(Figure record listings)
....
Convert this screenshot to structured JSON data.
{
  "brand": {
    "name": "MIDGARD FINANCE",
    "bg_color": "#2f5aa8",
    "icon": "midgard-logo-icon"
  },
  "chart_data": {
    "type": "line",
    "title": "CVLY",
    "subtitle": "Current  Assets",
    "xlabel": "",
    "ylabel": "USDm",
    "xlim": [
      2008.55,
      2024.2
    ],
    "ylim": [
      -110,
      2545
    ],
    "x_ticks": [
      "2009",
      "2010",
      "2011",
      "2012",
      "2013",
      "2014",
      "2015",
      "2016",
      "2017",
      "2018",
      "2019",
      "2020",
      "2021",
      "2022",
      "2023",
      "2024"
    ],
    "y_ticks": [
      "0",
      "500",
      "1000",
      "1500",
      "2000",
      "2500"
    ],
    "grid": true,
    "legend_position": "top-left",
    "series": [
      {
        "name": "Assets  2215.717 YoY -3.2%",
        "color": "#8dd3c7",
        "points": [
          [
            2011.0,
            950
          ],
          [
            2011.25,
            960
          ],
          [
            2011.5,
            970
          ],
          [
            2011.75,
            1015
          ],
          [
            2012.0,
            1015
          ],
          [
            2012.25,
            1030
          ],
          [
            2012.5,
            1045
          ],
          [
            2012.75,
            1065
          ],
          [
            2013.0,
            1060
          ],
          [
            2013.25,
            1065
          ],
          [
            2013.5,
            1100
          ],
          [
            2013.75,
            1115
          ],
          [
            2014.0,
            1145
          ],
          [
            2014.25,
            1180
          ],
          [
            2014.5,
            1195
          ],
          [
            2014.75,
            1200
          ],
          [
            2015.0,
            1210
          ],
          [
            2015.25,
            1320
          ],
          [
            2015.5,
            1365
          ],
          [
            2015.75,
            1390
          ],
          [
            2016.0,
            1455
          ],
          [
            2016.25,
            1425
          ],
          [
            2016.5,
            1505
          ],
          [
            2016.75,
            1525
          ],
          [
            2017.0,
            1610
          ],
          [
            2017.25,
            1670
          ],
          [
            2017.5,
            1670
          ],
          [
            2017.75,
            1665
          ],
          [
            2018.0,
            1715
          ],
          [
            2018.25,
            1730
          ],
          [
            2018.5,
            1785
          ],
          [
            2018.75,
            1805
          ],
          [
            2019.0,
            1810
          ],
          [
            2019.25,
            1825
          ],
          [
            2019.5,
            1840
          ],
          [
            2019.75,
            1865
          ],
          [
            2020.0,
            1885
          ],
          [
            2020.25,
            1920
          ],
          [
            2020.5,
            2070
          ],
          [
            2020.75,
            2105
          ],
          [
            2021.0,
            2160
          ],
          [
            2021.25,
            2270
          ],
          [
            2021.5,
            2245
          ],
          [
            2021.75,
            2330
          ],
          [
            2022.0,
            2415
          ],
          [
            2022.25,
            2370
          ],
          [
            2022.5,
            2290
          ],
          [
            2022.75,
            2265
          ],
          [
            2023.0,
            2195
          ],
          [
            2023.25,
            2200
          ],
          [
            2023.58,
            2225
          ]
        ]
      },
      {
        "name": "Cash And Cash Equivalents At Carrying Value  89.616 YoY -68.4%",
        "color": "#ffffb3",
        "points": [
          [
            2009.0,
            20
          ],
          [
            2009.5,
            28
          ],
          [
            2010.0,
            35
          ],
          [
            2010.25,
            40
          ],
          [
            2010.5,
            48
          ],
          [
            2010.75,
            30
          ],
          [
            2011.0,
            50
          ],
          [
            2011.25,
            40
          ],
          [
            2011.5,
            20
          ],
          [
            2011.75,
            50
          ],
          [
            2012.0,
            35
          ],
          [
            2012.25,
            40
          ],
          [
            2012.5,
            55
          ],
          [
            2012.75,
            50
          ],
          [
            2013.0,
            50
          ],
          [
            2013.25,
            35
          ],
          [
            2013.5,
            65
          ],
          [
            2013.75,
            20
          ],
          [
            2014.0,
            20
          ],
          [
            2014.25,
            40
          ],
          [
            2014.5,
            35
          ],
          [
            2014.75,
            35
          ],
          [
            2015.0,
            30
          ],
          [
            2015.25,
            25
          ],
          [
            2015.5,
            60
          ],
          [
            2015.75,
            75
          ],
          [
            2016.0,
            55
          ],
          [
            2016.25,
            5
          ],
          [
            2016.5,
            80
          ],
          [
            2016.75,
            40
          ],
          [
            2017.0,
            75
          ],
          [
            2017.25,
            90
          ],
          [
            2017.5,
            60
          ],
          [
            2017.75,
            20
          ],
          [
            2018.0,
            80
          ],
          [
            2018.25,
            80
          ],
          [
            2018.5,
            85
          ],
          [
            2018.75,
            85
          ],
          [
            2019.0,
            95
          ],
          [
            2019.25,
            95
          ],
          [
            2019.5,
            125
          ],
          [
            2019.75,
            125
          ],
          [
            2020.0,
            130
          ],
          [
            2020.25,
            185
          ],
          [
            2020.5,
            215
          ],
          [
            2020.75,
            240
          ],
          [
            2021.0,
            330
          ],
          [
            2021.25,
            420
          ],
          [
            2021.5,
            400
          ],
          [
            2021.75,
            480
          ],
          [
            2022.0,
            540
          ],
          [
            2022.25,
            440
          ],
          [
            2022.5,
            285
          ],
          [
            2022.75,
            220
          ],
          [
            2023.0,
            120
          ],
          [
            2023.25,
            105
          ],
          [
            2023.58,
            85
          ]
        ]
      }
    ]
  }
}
....
(Exercise): Reproduce the full listing exactly.

(Written solution):
Convert this screenshot to structured JSON data.
{
  "brand": {
    "name": "MIDGARD FINANCE",
    "bg_color": "#2f5aa8",
    "icon": "midgard-logo-icon"
  },
  "chart_data": {
    "type": "line",
    "title": "CVLY",
    "subtitle": "Current  Assets",
    "xlabel": "",
    "ylabel": "USDm",
    "xlim": [
      2008.55,
      2024.2
    ],
    "ylim": [
      -110,
      2545
    ],
    "x_ticks": [
      "2009",
      "2010",
      "2011",
      "2012",
      "2013",
      "2014",
      "2015",
      "2016",
      "2017",
      "2018",
      "2019",
      "2020",
      "2021",
      "2022",
      "2023",
      "2024"
    ],
    "y_ticks": [
      "0",
      "500",
      "1000",
      "1500",
      "2000",
      "2500"
    ],
    "grid": true,
    "legend_position": "top-left",
    "series": [
      {
        "name": "Assets  2215.717 YoY -3.2%",
        "color": "#8dd3c7",
        "points": [
          [
            2011.0,
            950
          ],
          [
            2011.25,
            960
          ],
          [
            2011.5,
            970
          ],
          [
            2011.75,
            1015
          ],
          [
            2012.0,
            1015
          ],
          [
            2012.25,
            1030
          ],
          [
            2012.5,
            1045
          ],
          [
            2012.75,
            1065
          ],
          [
            2013.0,
            1060
          ],
          [
            2013.25,
            1065
          ],
          [
            2013.5,
            1100
          ],
          [
            2013.75,
            1115
          ],
          [
            2014.0,
            1145
          ],
          [
            2014.25,
            1180
          ],
          [
            2014.5,
            1195
          ],
          [
            2014.75,
            1200
          ],
          [
            2015.0,
            1210
          ],
          [
            2015.25,
            1320
          ],
          [
            2015.5,
            1365
          ],
          [
            2015.75,
            1390
          ],
          [
            2016.0,
            1455
          ],
          [
            2016.25,
            1425
          ],
          [
            2016.5,
            1505
          ],
          [
            2016.75,
            1525
          ],
          [
            2017.0,
            1610
          ],
          [
            2017.25,
            1670
          ],
          [
            2017.5,
            1670
          ],
          [
            2017.75,
            1665
          ],
          [
            2018.0,
            1715
          ],
          [
            2018.25,
            1730
          ],
          [
            2018.5,
            1785
          ],
          [
            2018.75,
            1805
          ],
          [
            2019.0,
            1810
          ],
          [
            2019.25,
            1825
          ],
          [
            2019.5,
            1840
          ],
          [
            2019.75,
            1865
          ],
          [
            2020.0,
            1885
          ],
          [
            2020.25,
            1920
          ],
          [
            2020.5,
            2070
          ],
          [
            2020.75,
            2105
          ],
          [
            2021.0,
            2160
          ],
          [
            2021.25,
            2270
          ],
          [
            2021.5,
            2245
          ],
          [
            2021.75,
            2330
          ],
          [
            2022.0,
            2415
          ],
          [
            2022.25,
            2370
          ],
          [
            2022.5,
            2290
          ],
          [
            2022.75,
            2265
          ],
          [
            2023.0,
            2195
          ],
          [
            2023.25,
            2200
          ],
          [
            2023.58,
            2225
          ]
        ]
      },
      {
        "name": "Cash And Cash Equivalents At Carrying Value  89.616 YoY -68.4%",
        "color": "#ffffb3",
        "points": [
          [
            2009.0,
            20
          ],
          [
            2009.5,
            28
          ],
          [
            2010.0,
            35
          ],
          [
            2010.25,
            40
          ],
          [
            2010.5,
            48
          ],
          [
            2010.75,
            30
          ],
          [
            2011.0,
            50
          ],
          [
            2011.25,
            40
          ],
          [
            2011.5,
            20
          ],
          [
            2011.75,
            50
          ],
          [
            2012.0,
            35
          ],
          [
            2012.25,
            40
          ],
          [
            2012.5,
            55
          ],
          [
            2012.75,
            50
          ],
          [
            2013.0,
            50
          ],
          [
            2013.25,
            35
          ],
          [
            2013.5,
            65
          ],
          [
            2013.75,
            20
          ],
          [
            2014.0,
            20
          ],
          [
            2014.25,
            40
          ],
          [
            2014.5,
            35
          ],
          [
            2014.75,
            35
          ],
          [
            2015.0,
            30
          ],
          [
            2015.25,
            25
          ],
          [
            2015.5,
            60
          ],
          [
            2015.75,
            75
          ],
          [
            2016.0,
            55
          ],
          [
            2016.25,
            5
          ],
          [
            2016.5,
            80
          ],
          [
            2016.75,
            40
          ],
          [
            2017.0,
            75
          ],
          [
            2017.25,
            90
          ],
          [
            2017.5,
            60
          ],
          [
            2017.75,
            20
          ],
          [
            2018.0,
            80
          ],
          [
            2018.25,
            80
          ],
          [
            2018.5,
            85
          ],
          [
            2018.75,
            85
          ],
          [
            2019.0,
            95
          ],
          [
            2019.25,
            95
          ],
          [
            2019.5,
            125
          ],
          [
            2019.75,
            125
          ],
          [
            2020.0,
            130
          ],
          [
            2020.25,
            185
          ],
          [
            2020.5,
            215
          ],
          [
            2020.75,
            240
          ],
          [
            2021.0,
            330
          ],
          [
            2021.25,
            420
          ],
          [
            2021.5,
            400
          ],
          [
            2021.75,
            480
          ],
          [
            2022.0,
            540
          ],
          [
            2022.25,
            440
          ],
          [
            2022.5,
            285
          ],
          [
            2022.75,
            220
          ],
          [
            2023.0,
            120
          ],
          [
            2023.25,
            105
          ],
          [
            2023.58,
            85
          ]
        ]
      }
    ]
  }
}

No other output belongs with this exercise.